**Exercise requirements**
Look through the records and report how many lines include the word "name", with no other words.

(Saved data entries)

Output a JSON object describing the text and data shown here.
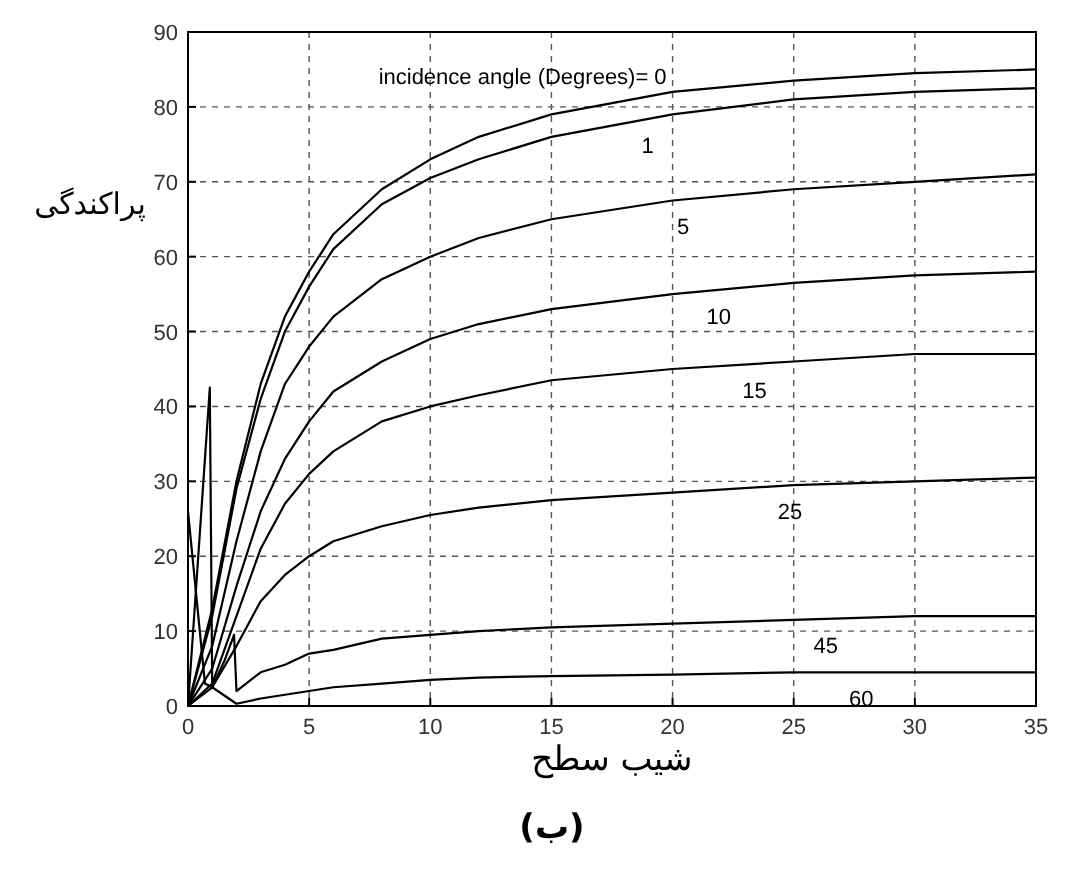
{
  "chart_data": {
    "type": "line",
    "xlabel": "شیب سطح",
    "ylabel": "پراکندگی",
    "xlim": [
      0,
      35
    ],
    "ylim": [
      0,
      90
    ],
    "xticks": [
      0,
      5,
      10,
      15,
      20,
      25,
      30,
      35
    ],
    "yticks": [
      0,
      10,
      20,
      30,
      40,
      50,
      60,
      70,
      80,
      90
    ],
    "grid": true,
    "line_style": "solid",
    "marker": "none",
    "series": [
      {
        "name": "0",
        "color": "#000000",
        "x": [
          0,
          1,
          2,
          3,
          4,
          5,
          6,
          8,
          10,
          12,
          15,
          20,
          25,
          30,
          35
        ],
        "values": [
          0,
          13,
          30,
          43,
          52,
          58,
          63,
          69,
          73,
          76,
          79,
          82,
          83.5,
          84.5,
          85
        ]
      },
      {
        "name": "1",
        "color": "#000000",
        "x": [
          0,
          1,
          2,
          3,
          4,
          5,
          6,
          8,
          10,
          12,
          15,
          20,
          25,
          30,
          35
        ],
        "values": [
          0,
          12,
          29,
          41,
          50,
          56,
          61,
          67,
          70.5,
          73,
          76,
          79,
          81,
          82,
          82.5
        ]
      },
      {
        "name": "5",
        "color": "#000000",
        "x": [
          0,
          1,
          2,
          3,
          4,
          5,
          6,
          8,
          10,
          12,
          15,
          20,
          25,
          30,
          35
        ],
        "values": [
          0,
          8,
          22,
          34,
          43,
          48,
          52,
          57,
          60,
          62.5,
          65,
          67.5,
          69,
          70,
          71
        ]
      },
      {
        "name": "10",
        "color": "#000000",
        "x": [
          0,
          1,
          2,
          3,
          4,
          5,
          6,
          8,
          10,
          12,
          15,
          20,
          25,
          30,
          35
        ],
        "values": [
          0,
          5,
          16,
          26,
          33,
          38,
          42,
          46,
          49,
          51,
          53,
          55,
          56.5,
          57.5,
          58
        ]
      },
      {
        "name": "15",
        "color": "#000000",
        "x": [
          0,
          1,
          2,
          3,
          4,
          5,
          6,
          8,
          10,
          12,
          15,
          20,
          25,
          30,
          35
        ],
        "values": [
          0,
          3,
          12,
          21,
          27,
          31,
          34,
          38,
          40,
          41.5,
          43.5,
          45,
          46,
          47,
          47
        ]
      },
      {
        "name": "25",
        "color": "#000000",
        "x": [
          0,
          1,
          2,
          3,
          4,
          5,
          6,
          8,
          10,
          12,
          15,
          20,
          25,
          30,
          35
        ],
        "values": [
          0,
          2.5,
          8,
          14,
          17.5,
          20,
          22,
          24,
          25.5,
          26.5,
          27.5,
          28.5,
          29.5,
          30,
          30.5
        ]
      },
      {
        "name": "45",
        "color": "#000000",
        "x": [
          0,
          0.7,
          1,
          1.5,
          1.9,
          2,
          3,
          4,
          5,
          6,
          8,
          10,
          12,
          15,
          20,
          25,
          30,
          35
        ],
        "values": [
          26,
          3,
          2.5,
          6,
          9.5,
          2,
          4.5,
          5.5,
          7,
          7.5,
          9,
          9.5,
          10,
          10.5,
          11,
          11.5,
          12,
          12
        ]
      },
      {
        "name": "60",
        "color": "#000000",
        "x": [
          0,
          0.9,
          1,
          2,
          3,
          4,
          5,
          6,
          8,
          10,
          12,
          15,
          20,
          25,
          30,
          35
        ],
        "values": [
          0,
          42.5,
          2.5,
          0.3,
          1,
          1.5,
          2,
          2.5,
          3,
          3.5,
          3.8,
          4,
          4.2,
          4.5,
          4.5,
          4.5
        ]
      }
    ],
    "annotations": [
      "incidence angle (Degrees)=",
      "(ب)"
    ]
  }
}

* * *

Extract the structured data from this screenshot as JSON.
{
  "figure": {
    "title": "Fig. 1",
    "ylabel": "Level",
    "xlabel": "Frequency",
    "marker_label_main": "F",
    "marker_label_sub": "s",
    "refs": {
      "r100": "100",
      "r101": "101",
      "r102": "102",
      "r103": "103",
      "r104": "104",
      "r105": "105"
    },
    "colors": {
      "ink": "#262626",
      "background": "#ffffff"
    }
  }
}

**Answer for the task**
8